What to do: Reproduce the material below word for word, everything from its first line down to and including the line containing "183, 74, 200]".

[Dataset entries]
======
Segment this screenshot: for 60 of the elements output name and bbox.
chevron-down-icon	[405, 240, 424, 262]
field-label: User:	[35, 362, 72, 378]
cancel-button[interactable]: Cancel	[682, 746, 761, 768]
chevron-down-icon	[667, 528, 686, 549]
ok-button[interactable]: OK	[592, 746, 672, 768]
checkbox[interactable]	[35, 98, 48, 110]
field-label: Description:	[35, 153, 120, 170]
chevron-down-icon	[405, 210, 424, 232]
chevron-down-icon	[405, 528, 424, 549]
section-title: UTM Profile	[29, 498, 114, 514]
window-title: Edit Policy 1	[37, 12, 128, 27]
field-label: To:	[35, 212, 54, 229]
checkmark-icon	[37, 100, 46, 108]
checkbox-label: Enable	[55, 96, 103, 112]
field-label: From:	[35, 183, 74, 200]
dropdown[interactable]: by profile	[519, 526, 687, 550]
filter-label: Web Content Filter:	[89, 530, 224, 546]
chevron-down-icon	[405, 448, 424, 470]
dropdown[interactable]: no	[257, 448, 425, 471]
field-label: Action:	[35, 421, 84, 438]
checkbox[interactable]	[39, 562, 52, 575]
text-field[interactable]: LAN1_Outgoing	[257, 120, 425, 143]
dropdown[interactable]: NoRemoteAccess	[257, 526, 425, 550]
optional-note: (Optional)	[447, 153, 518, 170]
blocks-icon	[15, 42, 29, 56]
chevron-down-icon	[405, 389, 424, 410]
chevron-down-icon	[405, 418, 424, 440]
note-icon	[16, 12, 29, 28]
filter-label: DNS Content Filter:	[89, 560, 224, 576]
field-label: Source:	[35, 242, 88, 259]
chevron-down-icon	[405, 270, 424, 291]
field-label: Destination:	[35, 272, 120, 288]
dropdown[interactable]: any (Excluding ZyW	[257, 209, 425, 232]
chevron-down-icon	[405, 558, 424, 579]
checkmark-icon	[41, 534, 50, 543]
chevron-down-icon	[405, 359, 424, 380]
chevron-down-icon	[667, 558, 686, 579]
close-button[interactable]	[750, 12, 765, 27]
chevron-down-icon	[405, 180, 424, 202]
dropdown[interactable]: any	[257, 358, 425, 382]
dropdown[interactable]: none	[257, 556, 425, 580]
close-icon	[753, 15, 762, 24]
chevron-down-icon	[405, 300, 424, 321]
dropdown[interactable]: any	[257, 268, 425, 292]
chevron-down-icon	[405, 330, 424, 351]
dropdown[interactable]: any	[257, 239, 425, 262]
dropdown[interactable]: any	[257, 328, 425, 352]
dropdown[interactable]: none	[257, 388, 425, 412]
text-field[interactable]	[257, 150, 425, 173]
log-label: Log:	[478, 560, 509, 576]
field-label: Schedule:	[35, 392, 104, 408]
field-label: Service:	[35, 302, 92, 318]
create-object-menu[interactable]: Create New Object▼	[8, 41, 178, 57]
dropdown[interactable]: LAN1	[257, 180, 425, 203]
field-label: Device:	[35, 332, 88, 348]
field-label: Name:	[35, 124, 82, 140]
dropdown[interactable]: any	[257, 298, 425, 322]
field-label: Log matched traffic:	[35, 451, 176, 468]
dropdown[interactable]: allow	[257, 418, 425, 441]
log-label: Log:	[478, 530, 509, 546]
======
Full answer:
Segment this screenshot: for 60 of the elements output name and bbox.
chevron-down-icon	[405, 240, 424, 262]
field-label: User:	[35, 362, 72, 378]
cancel-button[interactable]: Cancel	[682, 746, 761, 768]
chevron-down-icon	[667, 528, 686, 549]
ok-button[interactable]: OK	[592, 746, 672, 768]
checkbox[interactable]	[35, 98, 48, 110]
field-label: Description:	[35, 153, 120, 170]
chevron-down-icon	[405, 210, 424, 232]
chevron-down-icon	[405, 528, 424, 549]
section-title: UTM Profile	[29, 498, 114, 514]
window-title: Edit Policy 1	[37, 12, 128, 27]
field-label: To:	[35, 212, 54, 229]
checkmark-icon	[37, 100, 46, 108]
checkbox-label: Enable	[55, 96, 103, 112]
field-label: From:	[35, 183, 74, 200]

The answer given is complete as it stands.